■ **EXERCISE REQUIREMENTS**:
Print the entries in full, word for word, but not the pictures.

::: THE RECORDS

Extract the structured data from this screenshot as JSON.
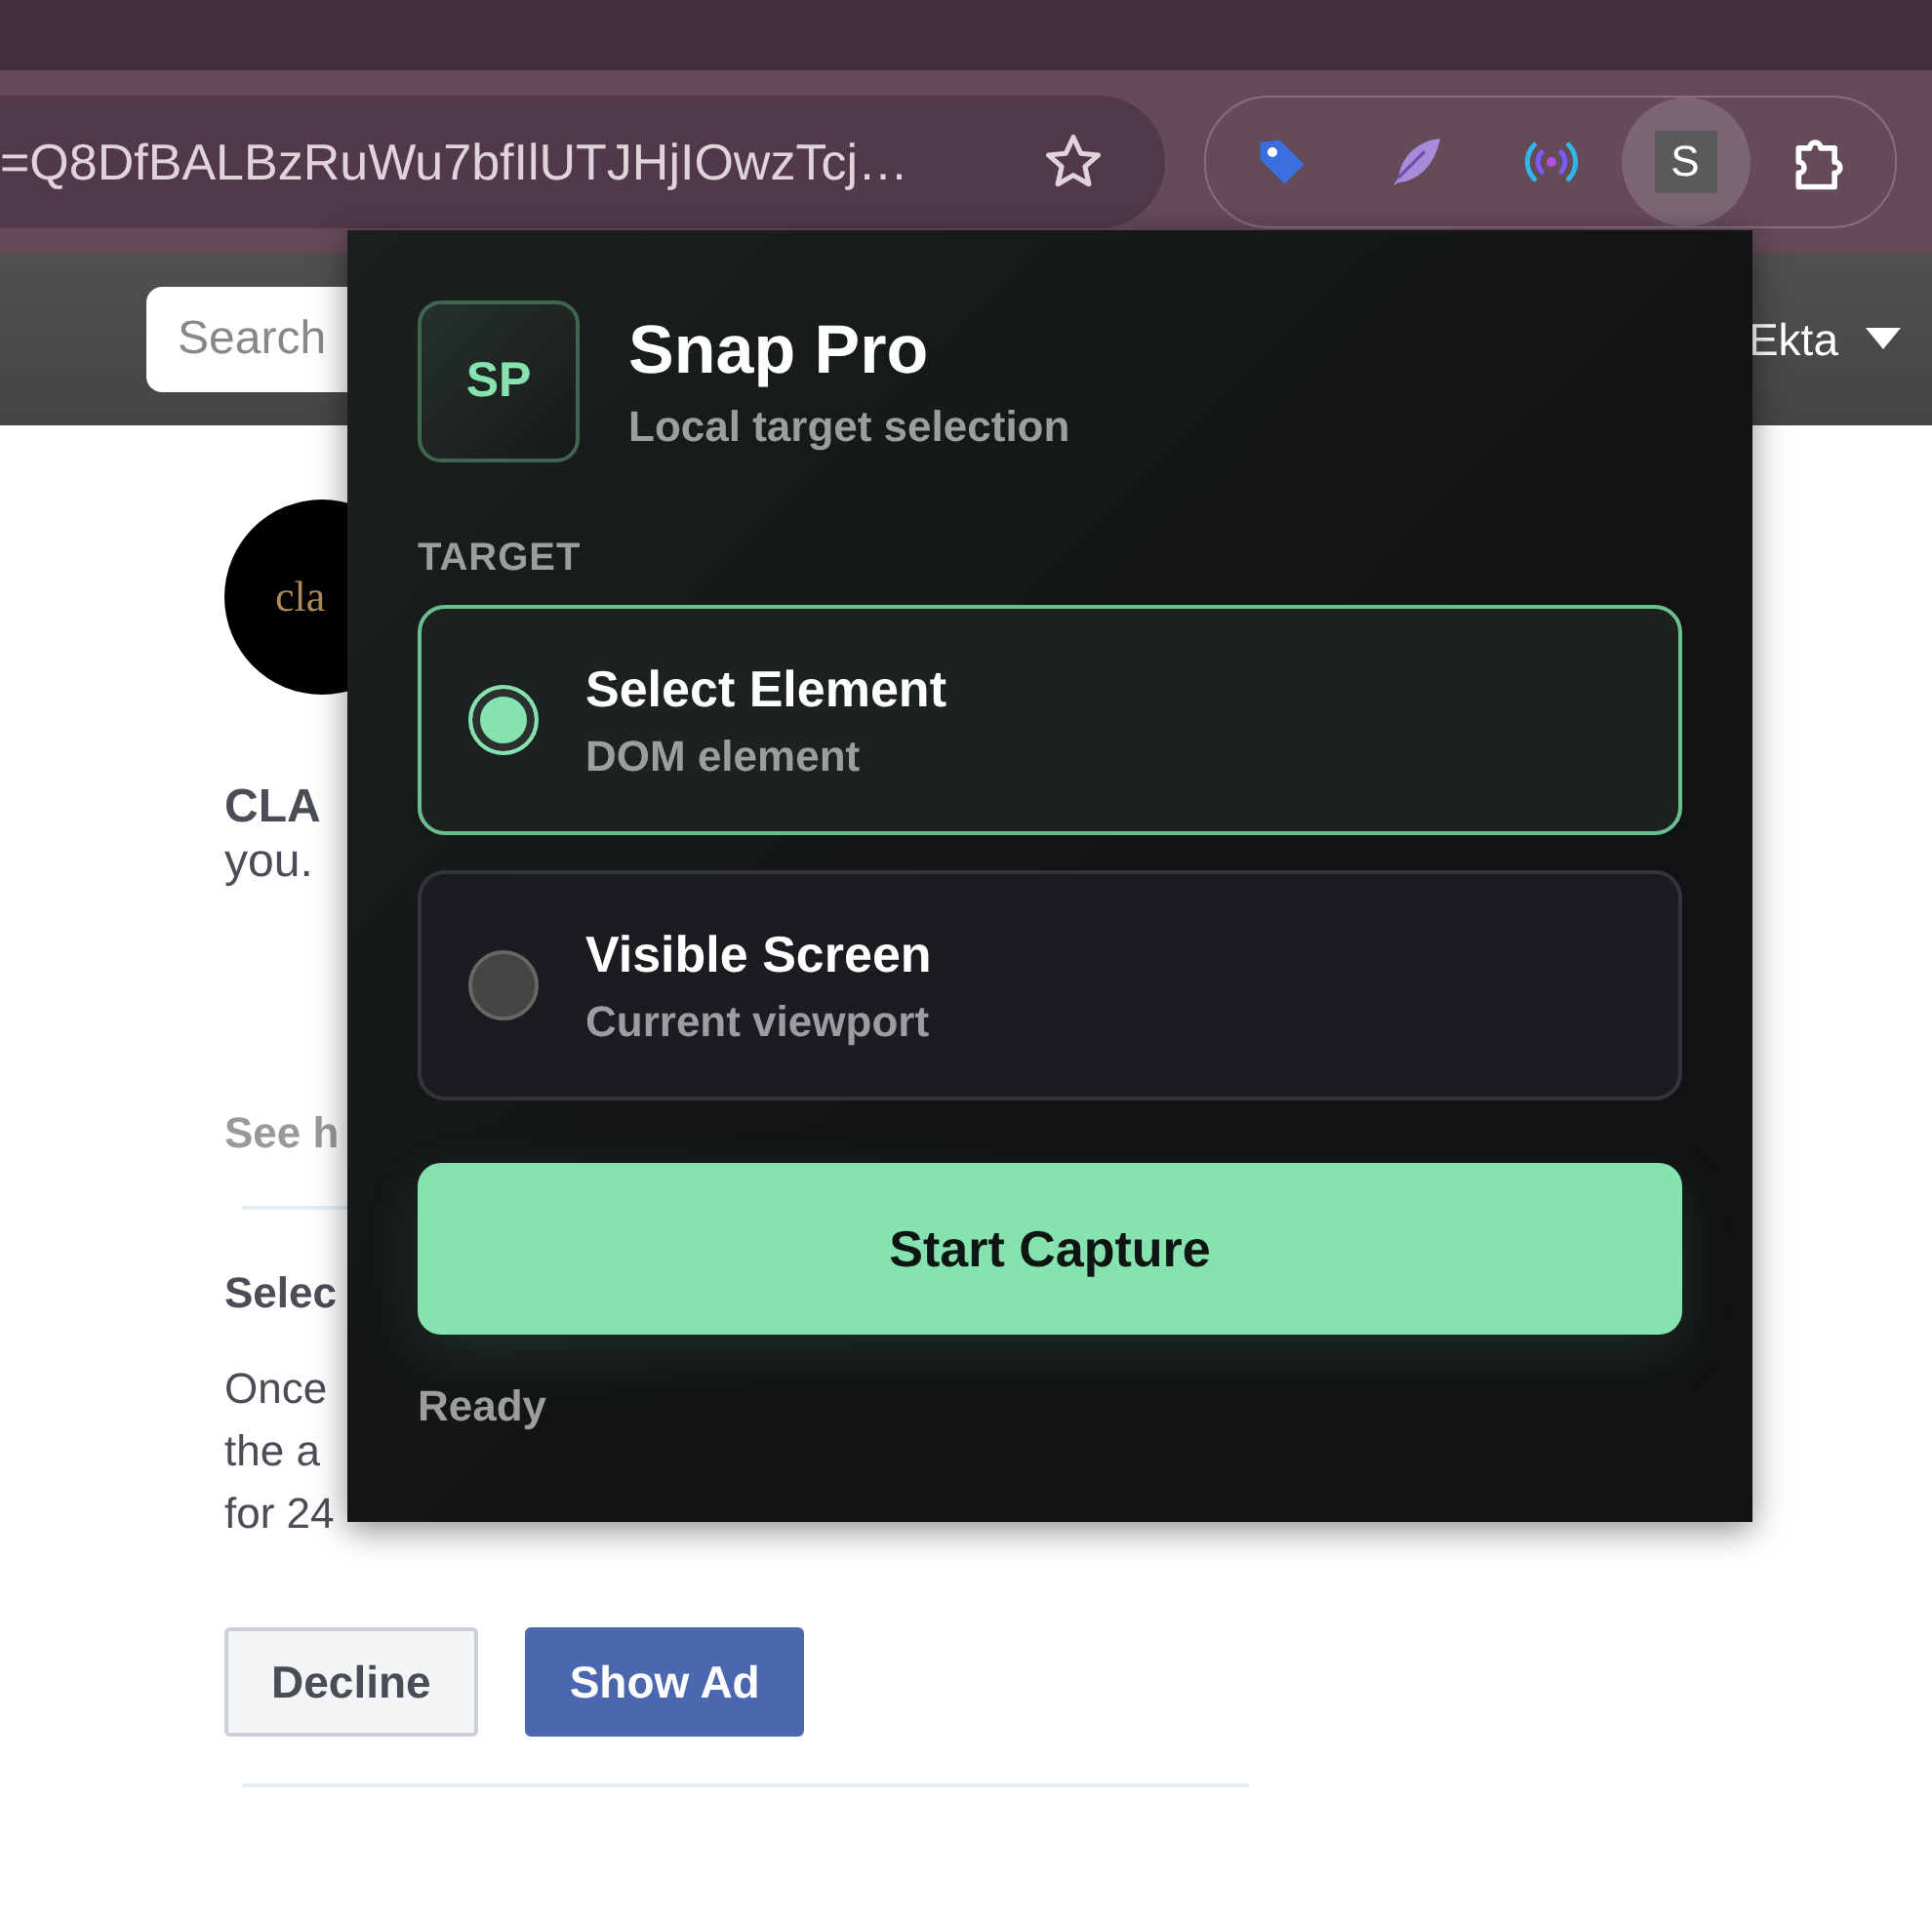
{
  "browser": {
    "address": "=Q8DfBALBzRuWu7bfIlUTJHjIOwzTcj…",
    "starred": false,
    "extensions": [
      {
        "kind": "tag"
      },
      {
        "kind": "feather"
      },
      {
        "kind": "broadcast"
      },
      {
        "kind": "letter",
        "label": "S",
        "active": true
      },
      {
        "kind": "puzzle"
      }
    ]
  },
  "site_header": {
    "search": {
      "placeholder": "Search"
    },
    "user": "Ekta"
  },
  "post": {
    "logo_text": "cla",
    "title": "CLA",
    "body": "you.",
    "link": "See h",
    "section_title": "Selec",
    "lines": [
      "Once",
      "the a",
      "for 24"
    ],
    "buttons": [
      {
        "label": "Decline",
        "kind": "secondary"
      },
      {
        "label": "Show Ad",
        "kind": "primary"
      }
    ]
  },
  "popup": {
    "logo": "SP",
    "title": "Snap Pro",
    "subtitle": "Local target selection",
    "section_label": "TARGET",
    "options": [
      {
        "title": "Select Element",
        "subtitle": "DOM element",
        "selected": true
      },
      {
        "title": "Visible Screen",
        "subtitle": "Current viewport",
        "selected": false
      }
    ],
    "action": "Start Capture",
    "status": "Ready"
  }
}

::::::

■ **ANSWER FOR THE TASK**:
Extract the structured data from this screenshot as JSON.
{
  "browser": {
    "address": "=Q8DfBALBzRuWu7bfIlUTJHjIOwzTcj…",
    "starred": false,
    "extensions": [
      {
        "kind": "tag"
      },
      {
        "kind": "feather"
      },
      {
        "kind": "broadcast"
      },
      {
        "kind": "letter",
        "label": "S",
        "active": true
      },
      {
        "kind": "puzzle"
      }
    ]
  },
  "site_header": {
    "search": {
      "placeholder": "Search"
    },
    "user": "Ekta"
  },
  "post": {
    "logo_text": "cla",
    "title": "CLA",
    "body": "you.",
    "link": "See h",
    "section_title": "Selec",
    "lines": [
      "Once",
      "the a",
      "for 24"
    ],
    "buttons": [
      {
        "label": "Decline",
        "kind": "secondary"
      },
      {
        "label": "Show Ad",
        "kind": "primary"
      }
    ]
  },
  "popup": {
    "logo": "SP",
    "title": "Snap Pro",
    "subtitle": "Local target selection",
    "section_label": "TARGET",
    "options": [
      {
        "title": "Select Element",
        "subtitle": "DOM element",
        "selected": true
      },
      {
        "title": "Visible Screen",
        "subtitle": "Current viewport",
        "selected": false
      }
    ],
    "action": "Start Capture",
    "status": "Ready"
  }
}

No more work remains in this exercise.